Task objective ▸ Your task is to filter the data below down to the lines holding "JSON".
start Dataset excerpts
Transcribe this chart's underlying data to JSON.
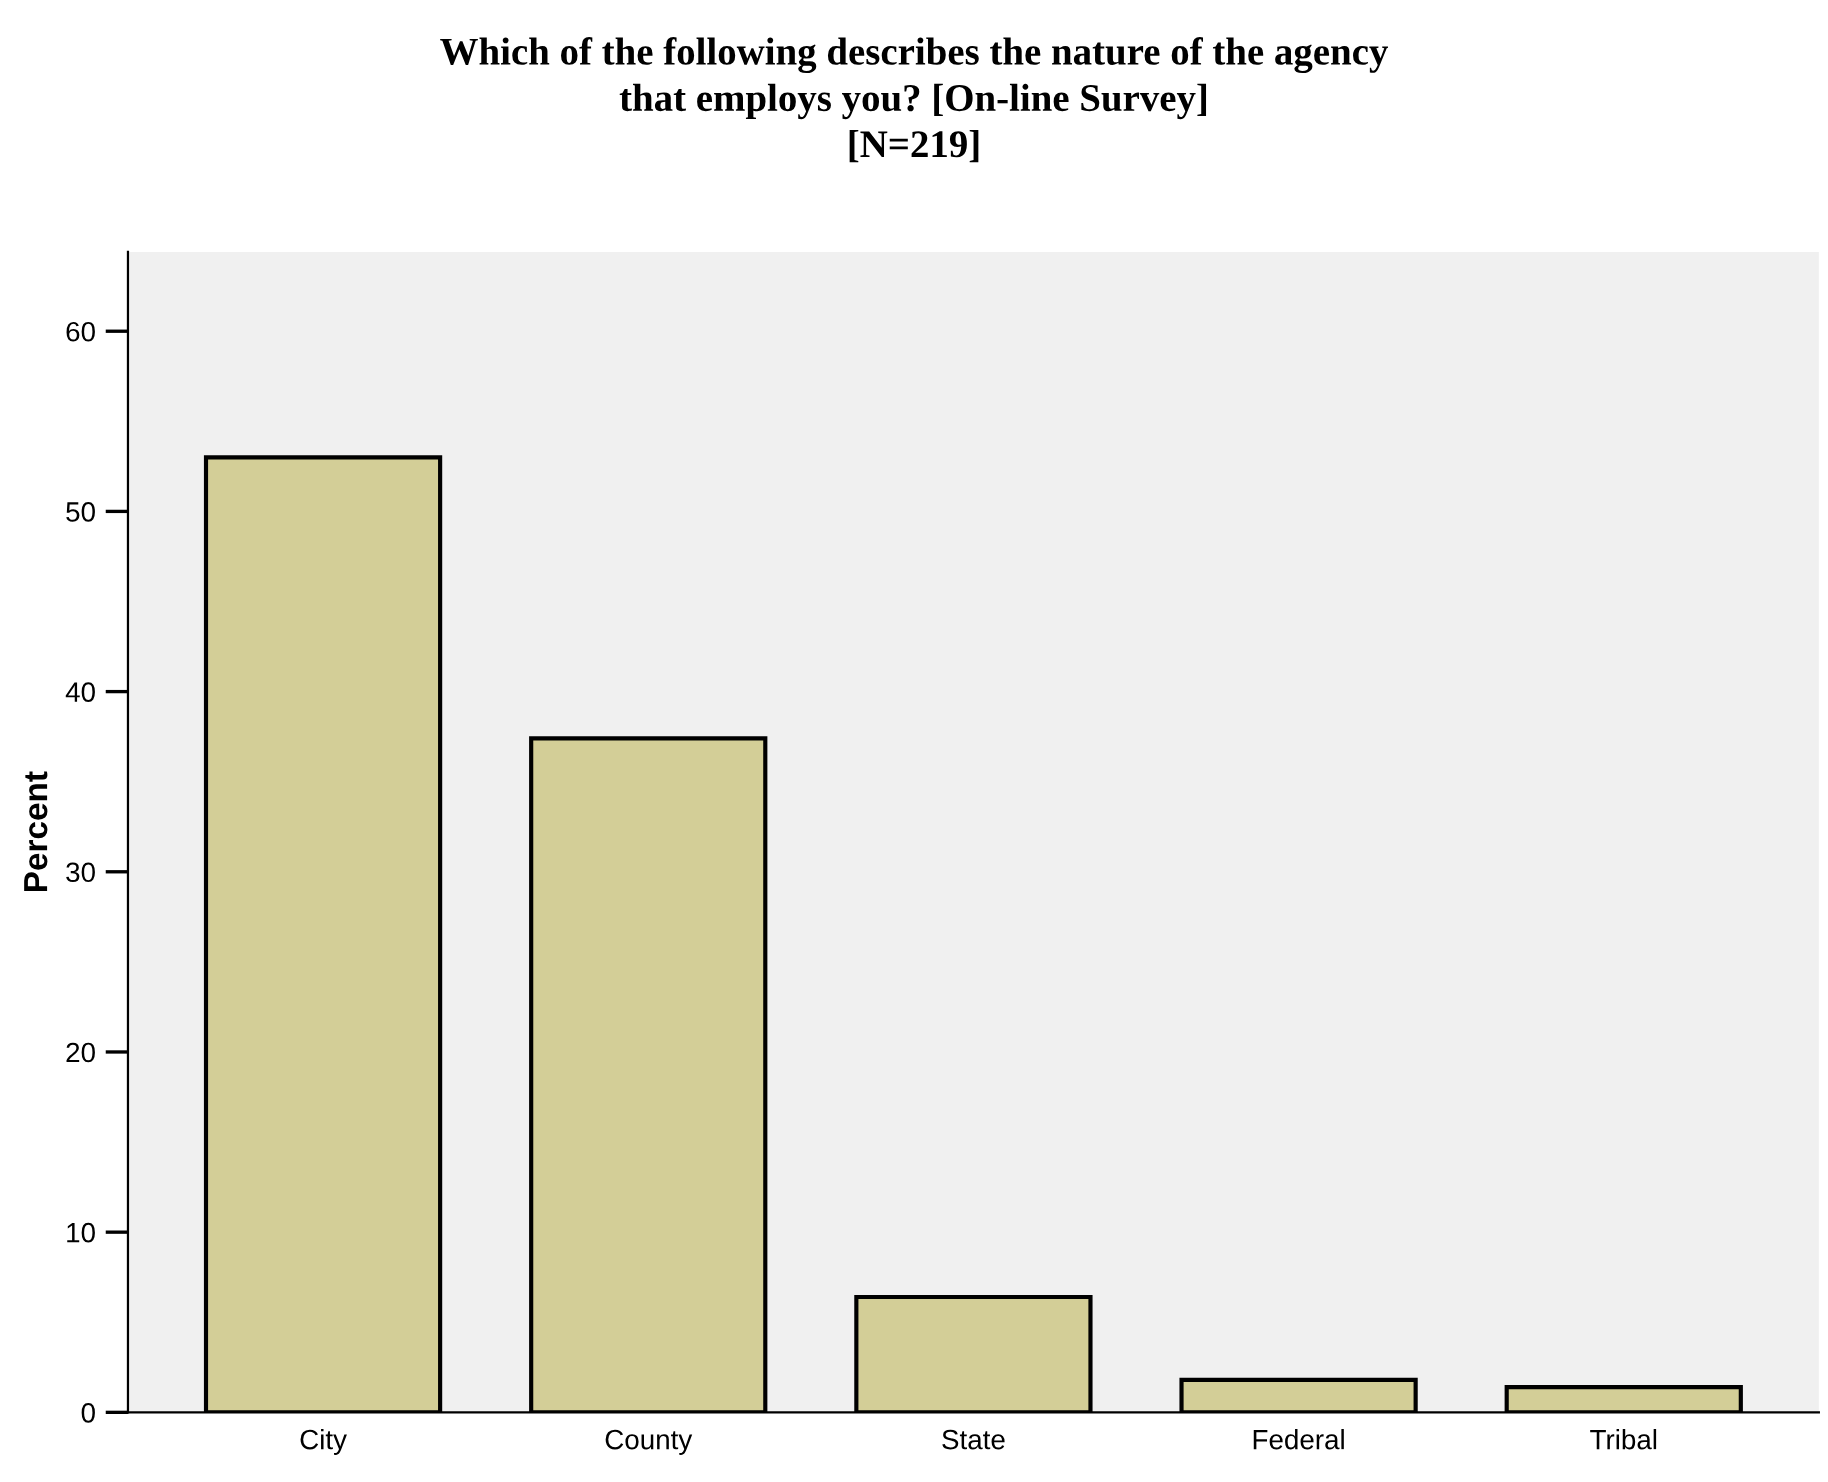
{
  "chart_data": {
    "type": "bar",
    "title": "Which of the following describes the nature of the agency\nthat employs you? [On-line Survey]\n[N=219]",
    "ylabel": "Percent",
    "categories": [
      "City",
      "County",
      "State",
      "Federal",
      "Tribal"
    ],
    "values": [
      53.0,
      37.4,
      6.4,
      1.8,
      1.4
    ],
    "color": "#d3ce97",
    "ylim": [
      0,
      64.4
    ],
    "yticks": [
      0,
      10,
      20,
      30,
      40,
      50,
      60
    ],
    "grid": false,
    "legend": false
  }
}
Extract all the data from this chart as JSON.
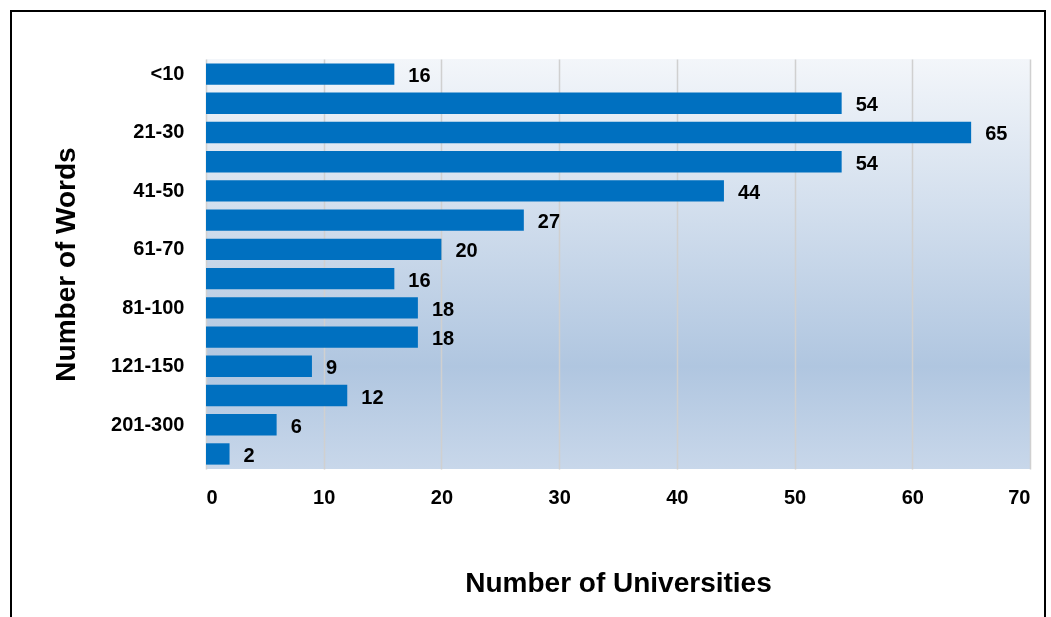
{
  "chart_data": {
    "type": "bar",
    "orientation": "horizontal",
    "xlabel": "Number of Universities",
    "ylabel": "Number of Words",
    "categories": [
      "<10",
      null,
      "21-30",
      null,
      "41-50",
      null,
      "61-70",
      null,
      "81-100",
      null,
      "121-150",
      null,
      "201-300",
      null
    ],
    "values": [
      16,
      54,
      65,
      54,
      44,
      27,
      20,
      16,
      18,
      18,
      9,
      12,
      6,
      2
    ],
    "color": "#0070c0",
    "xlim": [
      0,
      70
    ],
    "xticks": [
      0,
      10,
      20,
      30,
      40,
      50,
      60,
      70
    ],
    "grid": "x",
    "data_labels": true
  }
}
end Dataset excerpts
Response ▸
Transcribe this chart's underlying data to JSON.
Extract all the data from this chart as JSON.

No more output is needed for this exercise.